[start]

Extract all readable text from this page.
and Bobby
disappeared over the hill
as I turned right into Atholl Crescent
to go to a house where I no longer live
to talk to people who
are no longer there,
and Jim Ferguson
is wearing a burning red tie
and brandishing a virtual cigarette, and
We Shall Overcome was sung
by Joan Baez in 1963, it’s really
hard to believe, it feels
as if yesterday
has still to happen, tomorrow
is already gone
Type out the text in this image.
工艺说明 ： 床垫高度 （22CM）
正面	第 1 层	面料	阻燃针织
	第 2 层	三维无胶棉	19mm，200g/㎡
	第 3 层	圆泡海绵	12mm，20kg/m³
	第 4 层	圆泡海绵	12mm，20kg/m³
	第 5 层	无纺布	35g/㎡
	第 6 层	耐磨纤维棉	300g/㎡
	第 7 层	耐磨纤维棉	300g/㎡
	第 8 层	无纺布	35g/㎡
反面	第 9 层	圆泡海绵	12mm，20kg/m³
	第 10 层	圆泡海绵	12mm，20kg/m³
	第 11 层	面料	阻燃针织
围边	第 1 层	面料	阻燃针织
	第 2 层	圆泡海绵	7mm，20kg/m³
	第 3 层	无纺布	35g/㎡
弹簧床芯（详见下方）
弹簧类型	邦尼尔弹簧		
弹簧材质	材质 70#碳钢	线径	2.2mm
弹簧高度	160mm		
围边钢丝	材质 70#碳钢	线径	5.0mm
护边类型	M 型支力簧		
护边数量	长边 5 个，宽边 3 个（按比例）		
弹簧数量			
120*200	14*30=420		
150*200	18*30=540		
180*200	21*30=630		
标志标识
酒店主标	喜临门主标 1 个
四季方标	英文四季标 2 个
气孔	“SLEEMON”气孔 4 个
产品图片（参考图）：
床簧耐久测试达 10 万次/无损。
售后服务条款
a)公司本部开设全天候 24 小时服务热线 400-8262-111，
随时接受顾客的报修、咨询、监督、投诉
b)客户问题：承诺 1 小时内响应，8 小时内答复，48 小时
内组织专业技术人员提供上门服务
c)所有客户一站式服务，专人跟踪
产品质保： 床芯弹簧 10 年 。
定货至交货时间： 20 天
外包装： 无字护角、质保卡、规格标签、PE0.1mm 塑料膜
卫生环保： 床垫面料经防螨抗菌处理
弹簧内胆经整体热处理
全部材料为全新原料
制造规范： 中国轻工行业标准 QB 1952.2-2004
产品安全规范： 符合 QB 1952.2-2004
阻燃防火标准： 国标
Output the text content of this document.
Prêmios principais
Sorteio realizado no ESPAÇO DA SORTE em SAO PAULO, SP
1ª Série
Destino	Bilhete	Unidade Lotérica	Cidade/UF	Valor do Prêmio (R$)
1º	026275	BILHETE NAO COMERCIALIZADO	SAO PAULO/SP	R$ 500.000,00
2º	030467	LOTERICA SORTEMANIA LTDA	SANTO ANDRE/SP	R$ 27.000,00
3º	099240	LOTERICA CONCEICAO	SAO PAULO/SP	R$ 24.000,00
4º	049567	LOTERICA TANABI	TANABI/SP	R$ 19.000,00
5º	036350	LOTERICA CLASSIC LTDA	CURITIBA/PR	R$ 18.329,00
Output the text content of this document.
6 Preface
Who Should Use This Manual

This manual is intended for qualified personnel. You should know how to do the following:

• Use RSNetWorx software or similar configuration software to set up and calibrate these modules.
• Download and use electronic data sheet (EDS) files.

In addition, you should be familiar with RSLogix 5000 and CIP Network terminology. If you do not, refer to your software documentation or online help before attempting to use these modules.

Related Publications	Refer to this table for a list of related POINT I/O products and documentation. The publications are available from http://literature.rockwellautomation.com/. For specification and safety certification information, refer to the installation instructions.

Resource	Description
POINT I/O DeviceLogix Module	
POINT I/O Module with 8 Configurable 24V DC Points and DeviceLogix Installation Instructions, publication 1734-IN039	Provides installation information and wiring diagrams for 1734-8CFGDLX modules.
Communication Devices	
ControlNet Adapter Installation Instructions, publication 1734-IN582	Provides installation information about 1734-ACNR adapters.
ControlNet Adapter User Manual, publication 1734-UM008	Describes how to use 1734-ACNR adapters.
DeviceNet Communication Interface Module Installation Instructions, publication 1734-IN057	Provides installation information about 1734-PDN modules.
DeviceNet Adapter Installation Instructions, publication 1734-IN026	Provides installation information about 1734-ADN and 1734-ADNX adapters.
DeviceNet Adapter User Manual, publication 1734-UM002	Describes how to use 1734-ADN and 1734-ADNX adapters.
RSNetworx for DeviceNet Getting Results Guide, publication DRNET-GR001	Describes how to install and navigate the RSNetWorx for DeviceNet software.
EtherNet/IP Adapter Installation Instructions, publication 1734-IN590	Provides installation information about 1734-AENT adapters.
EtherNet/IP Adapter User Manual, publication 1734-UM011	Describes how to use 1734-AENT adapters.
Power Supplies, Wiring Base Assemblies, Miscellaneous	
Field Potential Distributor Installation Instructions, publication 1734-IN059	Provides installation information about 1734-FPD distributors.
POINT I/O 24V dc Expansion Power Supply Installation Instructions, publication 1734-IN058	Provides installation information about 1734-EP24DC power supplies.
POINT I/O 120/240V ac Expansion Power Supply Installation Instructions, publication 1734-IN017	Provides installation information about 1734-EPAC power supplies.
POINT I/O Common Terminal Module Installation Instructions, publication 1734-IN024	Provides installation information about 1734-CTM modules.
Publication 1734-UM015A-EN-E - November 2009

[end]

Output all preceding records character for character.

§ WRITTEN ANSWER:
Extract all readable text from this page.
and Bobby
disappeared over the hill
as I turned right into Atholl Crescent
to go to a house where I no longer live
to talk to people who
are no longer there,
and Jim Ferguson
is wearing a burning red tie
and brandishing a virtual cigarette, and
We Shall Overcome was sung
by Joan Baez in 1963, it’s really
hard to believe, it feels
as if yesterday
has still to happen, tomorrow
is already gone
Type out the text in this image.
工艺说明 ： 床垫高度 （22CM）
正面	第 1 层	面料	阻燃针织
	第 2 层	三维无胶棉	19mm，200g/㎡
	第 3 层	圆泡海绵	12mm，20kg/m³
	第 4 层	圆泡海绵	12mm，20kg/m³
	第 5 层	无纺布	35g/㎡
	第 6 层	耐磨纤维棉	300g/㎡
	第 7 层	耐磨纤维棉	300g/㎡
	第 8 层	无纺布	35g/㎡
反面	第 9 层	圆泡海绵	12mm，20kg/m³
	第 10 层	圆泡海绵	12mm，20kg/m³
	第 11 层	面料	阻燃针织
围边	第 1 层	面料	阻燃针织
	第 2 层	圆泡海绵	7mm，20kg/m³
	第 3 层	无纺布	35g/㎡
弹簧床芯（详见下方）
弹簧类型	邦尼尔弹簧		
弹簧材质	材质 70#碳钢	线径	2.2mm
弹簧高度	160mm		
围边钢丝	材质 70#碳钢	线径	5.0mm
护边类型	M 型支力簧		
护边数量	长边 5 个，宽边 3 个（按比例）		
弹簧数量			
120*200	14*30=420		
150*200	18*30=540		
180*200	21*30=630		
标志标识
酒店主标	喜临门主标 1 个
四季方标	英文四季标 2 个
气孔	“SLEEMON”气孔 4 个
产品图片（参考图）：
床簧耐久测试达 10 万次/无损。
售后服务条款
a)公司本部开设全天候 24 小时服务热线 400-8262-111，
随时接受顾客的报修、咨询、监督、投诉
b)客户问题：承诺 1 小时内响应，8 小时内答复，48 小时
内组织专业技术人员提供上门服务
c)所有客户一站式服务，专人跟踪
产品质保： 床芯弹簧 10 年 。
定货至交货时间： 20 天
外包装： 无字护角、质保卡、规格标签、PE0.1mm 塑料膜
卫生环保： 床垫面料经防螨抗菌处理
弹簧内胆经整体热处理
全部材料为全新原料
制造规范： 中国轻工行业标准 QB 1952.2-2004
产品安全规范： 符合 QB 1952.2-2004
阻燃防火标准： 国标
Output the text content of this document.
Prêmios principais
Sorteio realizado no ESPAÇO DA SORTE em SAO PAULO, SP
1ª Série
Destino	Bilhete	Unidade Lotérica	Cidade/UF	Valor do Prêmio (R$)
1º	026275	BILHETE NAO COMERCIALIZADO	SAO PAULO/SP	R$ 500.000,00
2º	030467	LOTERICA SORTEMANIA LTDA	SANTO ANDRE/SP	R$ 27.000,00
3º	099240	LOTERICA CONCEICAO	SAO PAULO/SP	R$ 24.000,00
4º	049567	LOTERICA TANABI	TANABI/SP	R$ 19.000,00
5º	036350	LOTERICA CLASSIC LTDA	CURITIBA/PR	R$ 18.329,00
Output the text content of this document.
6 Preface
Who Should Use This Manual

This manual is intended for qualified personnel. You should know how to do the following:

• Use RSNetWorx software or similar configuration software to set up and calibrate these modules.
• Download and use electronic data sheet (EDS) files.

In addition, you should be familiar with RSLogix 5000 and CIP Network terminology. If you do not, refer to your software documentation or online help before attempting to use these modules.

Related Publications	Refer to this table for a list of related POINT I/O products and documentation. The publications are available from http://literature.rockwellautomation.com/. For specification and safety certification information, refer to the installation instructions.

Resource	Description
POINT I/O DeviceLogix Module	
POINT I/O Module with 8 Configurable 24V DC Points and DeviceLogix Installation Instructions, publication 1734-IN039	Provides installation information and wiring diagrams for 1734-8CFGDLX modules.
Communication Devices	
ControlNet Adapter Installation Instructions, publication 1734-IN582	Provides installation information about 1734-ACNR adapters.
ControlNet Adapter User Manual, publication 1734-UM008	Describes how to use 1734-ACNR adapters.
DeviceNet Communication Interface Module Installation Instructions, publication 1734-IN057	Provides installation information about 1734-PDN modules.
DeviceNet Adapter Installation Instructions, publication 1734-IN026	Provides installation information about 1734-ADN and 1734-ADNX adapters.
DeviceNet Adapter User Manual, publication 1734-UM002	Describes how to use 1734-ADN and 1734-ADNX adapters.
RSNetworx for DeviceNet Getting Results Guide, publication DRNET-GR001	Describes how to install and navigate the RSNetWorx for DeviceNet software.
EtherNet/IP Adapter Installation Instructions, publication 1734-IN590	Provides installation information about 1734-AENT adapters.
EtherNet/IP Adapter User Manual, publication 1734-UM011	Describes how to use 1734-AENT adapters.
Power Supplies, Wiring Base Assemblies, Miscellaneous	
Field Potential Distributor Installation Instructions, publication 1734-IN059	Provides installation information about 1734-FPD distributors.
POINT I/O 24V dc Expansion Power Supply Installation Instructions, publication 1734-IN058	Provides installation information about 1734-EP24DC power supplies.
POINT I/O 120/240V ac Expansion Power Supply Installation Instructions, publication 1734-IN017	Provides installation information about 1734-EPAC power supplies.
POINT I/O Common Terminal Module Installation Instructions, publication 1734-IN024	Provides installation information about 1734-CTM modules.
Publication 1734-UM015A-EN-E - November 2009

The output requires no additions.